──────── Task material

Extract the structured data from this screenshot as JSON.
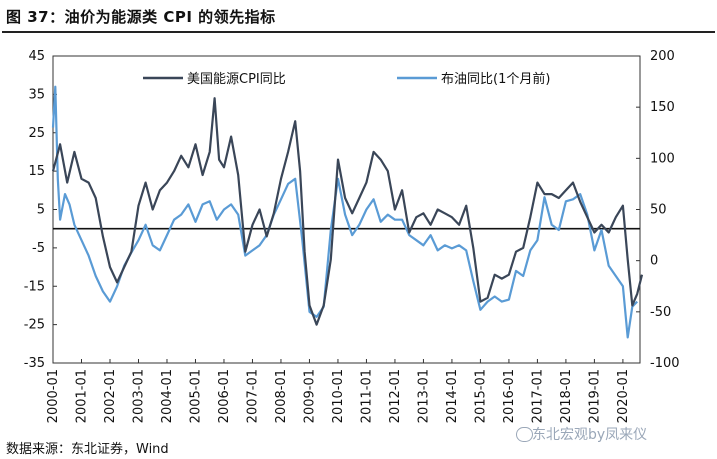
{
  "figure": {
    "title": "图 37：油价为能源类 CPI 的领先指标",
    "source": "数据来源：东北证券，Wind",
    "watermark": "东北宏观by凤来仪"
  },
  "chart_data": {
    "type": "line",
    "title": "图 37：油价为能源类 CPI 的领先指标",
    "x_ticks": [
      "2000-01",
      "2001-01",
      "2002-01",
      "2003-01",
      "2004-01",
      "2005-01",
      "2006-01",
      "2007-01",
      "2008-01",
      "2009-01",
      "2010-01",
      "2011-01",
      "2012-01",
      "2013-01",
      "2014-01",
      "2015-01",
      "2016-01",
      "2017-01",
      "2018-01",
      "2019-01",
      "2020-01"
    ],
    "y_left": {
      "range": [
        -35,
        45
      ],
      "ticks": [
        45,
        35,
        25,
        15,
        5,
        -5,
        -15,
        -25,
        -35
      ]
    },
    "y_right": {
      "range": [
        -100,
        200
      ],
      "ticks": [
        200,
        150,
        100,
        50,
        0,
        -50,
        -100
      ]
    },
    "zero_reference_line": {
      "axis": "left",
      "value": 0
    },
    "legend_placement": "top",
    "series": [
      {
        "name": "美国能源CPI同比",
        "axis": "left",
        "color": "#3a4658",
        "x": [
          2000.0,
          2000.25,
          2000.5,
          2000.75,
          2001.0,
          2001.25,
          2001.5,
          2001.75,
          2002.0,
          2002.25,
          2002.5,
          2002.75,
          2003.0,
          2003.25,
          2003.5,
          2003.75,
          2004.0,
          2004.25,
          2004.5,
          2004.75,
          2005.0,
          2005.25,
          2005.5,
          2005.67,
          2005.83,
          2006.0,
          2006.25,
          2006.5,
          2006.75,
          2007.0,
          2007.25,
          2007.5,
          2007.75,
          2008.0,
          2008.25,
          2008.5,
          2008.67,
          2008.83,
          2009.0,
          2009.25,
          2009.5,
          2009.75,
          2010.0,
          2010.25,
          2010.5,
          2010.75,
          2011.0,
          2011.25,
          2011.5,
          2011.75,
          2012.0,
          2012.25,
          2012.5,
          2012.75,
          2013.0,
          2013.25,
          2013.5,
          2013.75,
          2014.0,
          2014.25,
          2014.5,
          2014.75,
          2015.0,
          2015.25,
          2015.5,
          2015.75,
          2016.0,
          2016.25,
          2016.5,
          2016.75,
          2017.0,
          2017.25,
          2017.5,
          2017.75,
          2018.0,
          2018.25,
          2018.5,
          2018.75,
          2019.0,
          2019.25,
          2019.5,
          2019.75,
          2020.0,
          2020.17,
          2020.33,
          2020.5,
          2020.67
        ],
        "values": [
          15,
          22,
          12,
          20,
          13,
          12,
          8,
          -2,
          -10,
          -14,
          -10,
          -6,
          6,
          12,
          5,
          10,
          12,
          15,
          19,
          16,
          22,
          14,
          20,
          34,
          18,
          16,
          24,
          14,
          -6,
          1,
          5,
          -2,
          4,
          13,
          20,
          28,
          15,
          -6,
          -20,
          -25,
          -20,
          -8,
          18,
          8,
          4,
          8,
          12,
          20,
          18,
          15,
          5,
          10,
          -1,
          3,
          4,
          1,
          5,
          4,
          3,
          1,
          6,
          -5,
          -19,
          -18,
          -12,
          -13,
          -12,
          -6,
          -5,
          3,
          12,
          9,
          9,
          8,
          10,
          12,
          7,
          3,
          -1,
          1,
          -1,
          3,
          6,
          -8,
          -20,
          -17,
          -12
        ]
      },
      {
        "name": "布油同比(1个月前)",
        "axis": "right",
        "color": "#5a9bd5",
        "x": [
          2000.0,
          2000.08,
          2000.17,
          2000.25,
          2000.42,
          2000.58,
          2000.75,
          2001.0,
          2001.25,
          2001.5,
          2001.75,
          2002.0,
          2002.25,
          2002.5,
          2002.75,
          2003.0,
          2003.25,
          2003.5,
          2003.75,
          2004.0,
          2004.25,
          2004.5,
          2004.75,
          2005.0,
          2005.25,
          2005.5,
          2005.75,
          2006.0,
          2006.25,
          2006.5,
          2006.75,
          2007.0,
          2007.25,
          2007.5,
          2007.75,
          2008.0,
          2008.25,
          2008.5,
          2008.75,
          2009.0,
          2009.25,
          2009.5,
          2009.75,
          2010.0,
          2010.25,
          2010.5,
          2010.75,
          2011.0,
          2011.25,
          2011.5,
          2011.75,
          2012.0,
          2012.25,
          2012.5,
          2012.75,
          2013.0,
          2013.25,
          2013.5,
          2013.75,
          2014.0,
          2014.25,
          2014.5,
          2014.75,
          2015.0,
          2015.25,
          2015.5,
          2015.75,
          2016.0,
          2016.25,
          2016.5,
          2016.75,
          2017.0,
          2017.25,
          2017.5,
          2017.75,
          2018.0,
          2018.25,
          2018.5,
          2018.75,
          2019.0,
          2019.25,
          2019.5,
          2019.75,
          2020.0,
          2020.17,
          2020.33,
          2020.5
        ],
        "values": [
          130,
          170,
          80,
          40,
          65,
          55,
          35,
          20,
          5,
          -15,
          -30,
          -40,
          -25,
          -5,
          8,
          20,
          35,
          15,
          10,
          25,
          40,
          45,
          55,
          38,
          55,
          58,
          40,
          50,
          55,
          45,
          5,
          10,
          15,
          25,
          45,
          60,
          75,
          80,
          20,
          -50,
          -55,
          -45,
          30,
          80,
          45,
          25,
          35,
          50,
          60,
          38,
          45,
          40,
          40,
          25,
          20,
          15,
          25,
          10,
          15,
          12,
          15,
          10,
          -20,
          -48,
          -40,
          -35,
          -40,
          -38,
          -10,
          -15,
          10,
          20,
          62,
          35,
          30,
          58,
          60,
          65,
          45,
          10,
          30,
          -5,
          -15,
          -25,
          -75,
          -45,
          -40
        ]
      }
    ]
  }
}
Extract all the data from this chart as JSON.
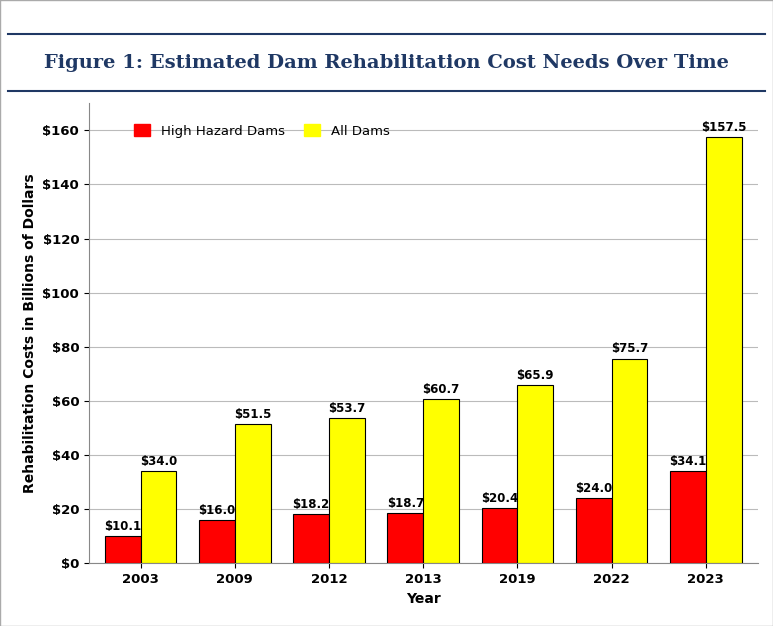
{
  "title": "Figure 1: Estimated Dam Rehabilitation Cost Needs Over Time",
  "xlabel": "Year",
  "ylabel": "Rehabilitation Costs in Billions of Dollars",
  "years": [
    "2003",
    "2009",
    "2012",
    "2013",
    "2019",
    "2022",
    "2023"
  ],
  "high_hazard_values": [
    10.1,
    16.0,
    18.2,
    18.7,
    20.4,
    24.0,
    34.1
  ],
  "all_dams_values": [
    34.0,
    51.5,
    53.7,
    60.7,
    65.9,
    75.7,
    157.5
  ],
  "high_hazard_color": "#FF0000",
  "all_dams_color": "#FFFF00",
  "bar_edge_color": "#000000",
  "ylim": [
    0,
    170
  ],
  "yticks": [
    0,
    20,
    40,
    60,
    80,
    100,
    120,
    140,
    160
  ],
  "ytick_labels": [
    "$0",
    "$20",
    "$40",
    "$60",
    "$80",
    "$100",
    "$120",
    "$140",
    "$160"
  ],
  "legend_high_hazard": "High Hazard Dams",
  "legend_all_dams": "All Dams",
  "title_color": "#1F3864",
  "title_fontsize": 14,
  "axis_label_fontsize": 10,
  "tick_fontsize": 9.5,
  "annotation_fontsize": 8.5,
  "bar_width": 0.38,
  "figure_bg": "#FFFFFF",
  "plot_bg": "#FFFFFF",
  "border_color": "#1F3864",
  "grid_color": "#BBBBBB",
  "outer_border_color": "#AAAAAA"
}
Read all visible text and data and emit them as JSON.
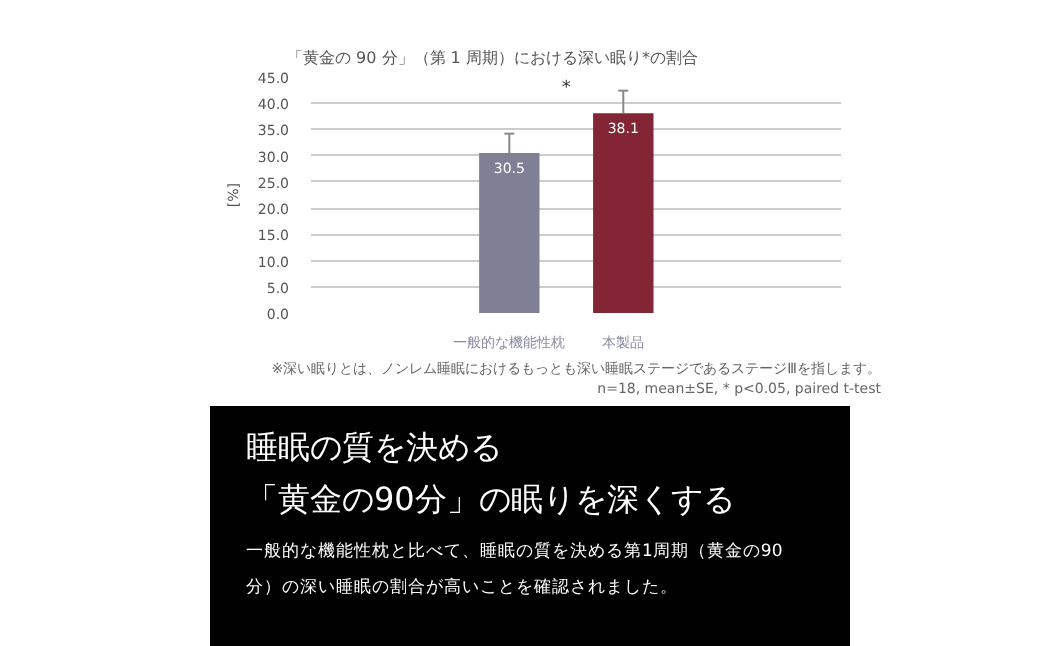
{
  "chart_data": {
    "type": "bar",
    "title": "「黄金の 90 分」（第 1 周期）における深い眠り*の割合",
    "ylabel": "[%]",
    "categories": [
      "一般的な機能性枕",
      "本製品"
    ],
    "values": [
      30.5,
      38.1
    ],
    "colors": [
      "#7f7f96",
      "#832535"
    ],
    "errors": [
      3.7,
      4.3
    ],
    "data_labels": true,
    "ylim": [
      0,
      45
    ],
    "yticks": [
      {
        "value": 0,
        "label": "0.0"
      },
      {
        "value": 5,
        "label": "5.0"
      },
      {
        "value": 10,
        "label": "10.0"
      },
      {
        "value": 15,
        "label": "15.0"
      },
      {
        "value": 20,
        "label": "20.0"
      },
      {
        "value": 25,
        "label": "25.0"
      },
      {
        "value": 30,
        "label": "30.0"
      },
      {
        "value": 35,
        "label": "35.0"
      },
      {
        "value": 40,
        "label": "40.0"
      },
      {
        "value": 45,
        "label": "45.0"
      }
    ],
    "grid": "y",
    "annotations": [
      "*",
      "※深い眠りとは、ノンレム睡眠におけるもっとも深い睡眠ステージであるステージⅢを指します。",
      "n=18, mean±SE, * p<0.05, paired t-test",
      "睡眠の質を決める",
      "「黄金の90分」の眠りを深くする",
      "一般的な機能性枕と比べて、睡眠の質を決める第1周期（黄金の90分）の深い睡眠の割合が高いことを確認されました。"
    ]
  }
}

────────────────

=== The request ===
Gather each line of the records holding the string "this".

=== Exercise answer ===
Extract the structured data from this screenshot as JSON.
Extract all the data from this chart as JSON.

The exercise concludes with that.